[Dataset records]
----

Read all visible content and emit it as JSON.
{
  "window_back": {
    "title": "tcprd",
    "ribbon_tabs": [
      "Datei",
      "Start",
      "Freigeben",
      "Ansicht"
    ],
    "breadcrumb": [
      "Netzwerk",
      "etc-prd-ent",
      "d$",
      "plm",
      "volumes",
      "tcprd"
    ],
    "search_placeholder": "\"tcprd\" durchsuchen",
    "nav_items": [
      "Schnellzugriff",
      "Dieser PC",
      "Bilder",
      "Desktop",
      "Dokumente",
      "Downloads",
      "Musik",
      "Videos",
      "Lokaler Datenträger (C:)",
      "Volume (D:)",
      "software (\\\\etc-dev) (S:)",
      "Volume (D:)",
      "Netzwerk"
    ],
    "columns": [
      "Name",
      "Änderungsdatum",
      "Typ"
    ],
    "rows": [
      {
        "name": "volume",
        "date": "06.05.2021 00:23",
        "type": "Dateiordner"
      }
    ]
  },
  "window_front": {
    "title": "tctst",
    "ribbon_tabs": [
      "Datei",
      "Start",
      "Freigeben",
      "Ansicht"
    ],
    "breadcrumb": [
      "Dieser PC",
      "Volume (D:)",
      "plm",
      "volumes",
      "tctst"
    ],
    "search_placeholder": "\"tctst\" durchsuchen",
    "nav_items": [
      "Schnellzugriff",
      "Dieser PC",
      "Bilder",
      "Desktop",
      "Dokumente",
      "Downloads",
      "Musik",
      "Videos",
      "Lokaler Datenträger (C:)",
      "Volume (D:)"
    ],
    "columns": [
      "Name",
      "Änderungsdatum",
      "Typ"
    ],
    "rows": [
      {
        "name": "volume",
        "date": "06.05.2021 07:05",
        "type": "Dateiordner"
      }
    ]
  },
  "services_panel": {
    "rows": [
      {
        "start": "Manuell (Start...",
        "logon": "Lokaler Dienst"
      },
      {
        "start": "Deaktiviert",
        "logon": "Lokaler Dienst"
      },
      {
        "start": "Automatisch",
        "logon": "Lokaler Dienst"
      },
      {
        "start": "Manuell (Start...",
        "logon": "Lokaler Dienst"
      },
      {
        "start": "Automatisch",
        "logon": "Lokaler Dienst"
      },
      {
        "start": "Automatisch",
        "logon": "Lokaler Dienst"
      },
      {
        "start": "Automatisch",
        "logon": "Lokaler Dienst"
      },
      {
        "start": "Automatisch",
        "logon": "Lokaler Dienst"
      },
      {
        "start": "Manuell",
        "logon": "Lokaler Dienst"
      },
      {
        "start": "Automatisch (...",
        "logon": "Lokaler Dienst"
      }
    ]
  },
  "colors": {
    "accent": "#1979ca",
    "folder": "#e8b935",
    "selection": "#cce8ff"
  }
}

----

- _Direction_
Your task is to return the full listing exactly as it was given.

- _Full response_
Read all visible content and emit it as JSON.
{
  "window_back": {
    "title": "tcprd",
    "ribbon_tabs": [
      "Datei",
      "Start",
      "Freigeben",
      "Ansicht"
    ],
    "breadcrumb": [
      "Netzwerk",
      "etc-prd-ent",
      "d$",
      "plm",
      "volumes",
      "tcprd"
    ],
    "search_placeholder": "\"tcprd\" durchsuchen",
    "nav_items": [
      "Schnellzugriff",
      "Dieser PC",
      "Bilder",
      "Desktop",
      "Dokumente",
      "Downloads",
      "Musik",
      "Videos",
      "Lokaler Datenträger (C:)",
      "Volume (D:)",
      "software (\\\\etc-dev) (S:)",
      "Volume (D:)",
      "Netzwerk"
    ],
    "columns": [
      "Name",
      "Änderungsdatum",
      "Typ"
    ],
    "rows": [
      {
        "name": "volume",
        "date": "06.05.2021 00:23",
        "type": "Dateiordner"
      }
    ]
  },
  "window_front": {
    "title": "tctst",
    "ribbon_tabs": [
      "Datei",
      "Start",
      "Freigeben",
      "Ansicht"
    ],
    "breadcrumb": [
      "Dieser PC",
      "Volume (D:)",
      "plm",
      "volumes",
      "tctst"
    ],
    "search_placeholder": "\"tctst\" durchsuchen",
    "nav_items": [
      "Schnellzugriff",
      "Dieser PC",
      "Bilder",
      "Desktop",
      "Dokumente",
      "Downloads",
      "Musik",
      "Videos",
      "Lokaler Datenträger (C:)",
      "Volume (D:)"
    ],
    "columns": [
      "Name",
      "Änderungsdatum",
      "Typ"
    ],
    "rows": [
      {
        "name": "volume",
        "date": "06.05.2021 07:05",
        "type": "Dateiordner"
      }
    ]
  },
  "services_panel": {
    "rows": [
      {
        "start": "Manuell (Start...",
        "logon": "Lokaler Dienst"
      },
      {
        "start": "Deaktiviert",
        "logon": "Lokaler Dienst"
      },
      {
        "start": "Automatisch",
        "logon": "Lokaler Dienst"
      },
      {
        "start": "Manuell (Start...",
        "logon": "Lokaler Dienst"
      },
      {
        "start": "Automatisch",
        "logon": "Lokaler Dienst"
      },
      {
        "start": "Automatisch",
        "logon": "Lokaler Dienst"
      },
      {
        "start": "Automatisch",
        "logon": "Lokaler Dienst"
      },
      {
        "start": "Automatisch",
        "logon": "Lokaler Dienst"
      },
      {
        "start": "Manuell",
        "logon": "Lokaler Dienst"
      },
      {
        "start": "Automatisch (...",
        "logon": "Lokaler Dienst"
      }
    ]
  },
  "colors": {
    "accent": "#1979ca",
    "folder": "#e8b935",
    "selection": "#cce8ff"
  }
}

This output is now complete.